■ Problem to work on
Can you give all the records again without altering a single character?

■ Listed entries
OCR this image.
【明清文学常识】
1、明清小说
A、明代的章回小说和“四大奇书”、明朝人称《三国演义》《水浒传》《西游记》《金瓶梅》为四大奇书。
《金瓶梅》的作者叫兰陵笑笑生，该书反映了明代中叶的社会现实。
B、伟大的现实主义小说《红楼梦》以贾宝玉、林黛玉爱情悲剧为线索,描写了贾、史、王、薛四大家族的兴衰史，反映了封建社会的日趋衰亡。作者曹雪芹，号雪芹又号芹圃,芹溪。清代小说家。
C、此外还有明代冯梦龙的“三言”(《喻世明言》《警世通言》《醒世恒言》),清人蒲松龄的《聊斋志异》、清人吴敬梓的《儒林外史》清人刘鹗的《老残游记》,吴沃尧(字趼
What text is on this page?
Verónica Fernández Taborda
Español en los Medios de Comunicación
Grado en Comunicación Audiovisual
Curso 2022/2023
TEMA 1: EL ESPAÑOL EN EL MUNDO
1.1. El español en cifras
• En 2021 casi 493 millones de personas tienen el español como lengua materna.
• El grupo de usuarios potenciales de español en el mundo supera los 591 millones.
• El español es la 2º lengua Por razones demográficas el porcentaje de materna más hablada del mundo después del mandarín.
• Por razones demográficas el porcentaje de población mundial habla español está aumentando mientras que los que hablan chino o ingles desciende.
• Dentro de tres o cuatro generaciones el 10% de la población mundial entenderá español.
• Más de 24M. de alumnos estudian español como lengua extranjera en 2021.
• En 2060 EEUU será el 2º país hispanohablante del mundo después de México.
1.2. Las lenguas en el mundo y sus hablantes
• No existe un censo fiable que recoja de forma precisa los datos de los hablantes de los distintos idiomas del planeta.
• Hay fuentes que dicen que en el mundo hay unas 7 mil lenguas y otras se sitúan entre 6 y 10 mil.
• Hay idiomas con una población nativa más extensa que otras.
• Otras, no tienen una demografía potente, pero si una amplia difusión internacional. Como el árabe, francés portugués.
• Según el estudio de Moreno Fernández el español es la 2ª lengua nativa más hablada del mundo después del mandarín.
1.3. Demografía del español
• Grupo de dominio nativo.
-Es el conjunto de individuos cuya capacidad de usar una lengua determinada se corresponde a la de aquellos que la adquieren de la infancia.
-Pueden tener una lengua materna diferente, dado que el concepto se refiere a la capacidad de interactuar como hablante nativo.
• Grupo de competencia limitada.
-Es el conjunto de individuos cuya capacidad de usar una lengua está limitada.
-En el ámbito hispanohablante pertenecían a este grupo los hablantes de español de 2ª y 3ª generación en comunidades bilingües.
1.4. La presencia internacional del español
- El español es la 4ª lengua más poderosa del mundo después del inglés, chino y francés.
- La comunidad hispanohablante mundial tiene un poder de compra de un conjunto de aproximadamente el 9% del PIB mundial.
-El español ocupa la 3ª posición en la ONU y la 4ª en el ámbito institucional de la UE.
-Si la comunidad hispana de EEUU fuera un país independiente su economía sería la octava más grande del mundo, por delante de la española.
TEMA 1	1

■ Task solution
OCR this image.
【明清文学常识】
1、明清小说
A、明代的章回小说和“四大奇书”、明朝人称《三国演义》《水浒传》《西游记》《金瓶梅》为四大奇书。
《金瓶梅》的作者叫兰陵笑笑生，该书反映了明代中叶的社会现实。
B、伟大的现实主义小说《红楼梦》以贾宝玉、林黛玉爱情悲剧为线索,描写了贾、史、王、薛四大家族的兴衰史，反映了封建社会的日趋衰亡。作者曹雪芹，号雪芹又号芹圃,芹溪。清代小说家。
C、此外还有明代冯梦龙的“三言”(《喻世明言》《警世通言》《醒世恒言》),清人蒲松龄的《聊斋志异》、清人吴敬梓的《儒林外史》清人刘鹗的《老残游记》,吴沃尧(字趼
What text is on this page?
Verónica Fernández Taborda
Español en los Medios de Comunicación
Grado en Comunicación Audiovisual
Curso 2022/2023
TEMA 1: EL ESPAÑOL EN EL MUNDO
1.1. El español en cifras
• En 2021 casi 493 millones de personas tienen el español como lengua materna.
• El grupo de usuarios potenciales de español en el mundo supera los 591 millones.
• El español es la 2º lengua Por razones demográficas el porcentaje de materna más hablada del mundo después del mandarín.
• Por razones demográficas el porcentaje de población mundial habla español está aumentando mientras que los que hablan chino o ingles desciende.
• Dentro de tres o cuatro generaciones el 10% de la población mundial entenderá español.
• Más de 24M. de alumnos estudian español como lengua extranjera en 2021.
• En 2060 EEUU será el 2º país hispanohablante del mundo después de México.
1.2. Las lenguas en el mundo y sus hablantes
• No existe un censo fiable que recoja de forma precisa los datos de los hablantes de los distintos idiomas del planeta.
• Hay fuentes que dicen que en el mundo hay unas 7 mil lenguas y otras se sitúan entre 6 y 10 mil.
• Hay idiomas con una población nativa más extensa que otras.
• Otras, no tienen una demografía potente, pero si una amplia difusión internacional. Como el árabe, francés portugués.
• Según el estudio de Moreno Fernández el español es la 2ª lengua nativa más hablada del mundo después del mandarín.
1.3. Demografía del español
• Grupo de dominio nativo.
-Es el conjunto de individuos cuya capacidad de usar una lengua determinada se corresponde a la de aquellos que la adquieren de la infancia.
-Pueden tener una lengua materna diferente, dado que el concepto se refiere a la capacidad de interactuar como hablante nativo.
• Grupo de competencia limitada.
-Es el conjunto de individuos cuya capacidad de usar una lengua está limitada.
-En el ámbito hispanohablante pertenecían a este grupo los hablantes de español de 2ª y 3ª generación en comunidades bilingües.
1.4. La presencia internacional del español
- El español es la 4ª lengua más poderosa del mundo después del inglés, chino y francés.
- La comunidad hispanohablante mundial tiene un poder de compra de un conjunto de aproximadamente el 9% del PIB mundial.
-El español ocupa la 3ª posición en la ONU y la 4ª en el ámbito institucional de la UE.
-Si la comunidad hispana de EEUU fuera un país independiente su economía sería la octava más grande del mundo, por delante de la española.
TEMA 1	1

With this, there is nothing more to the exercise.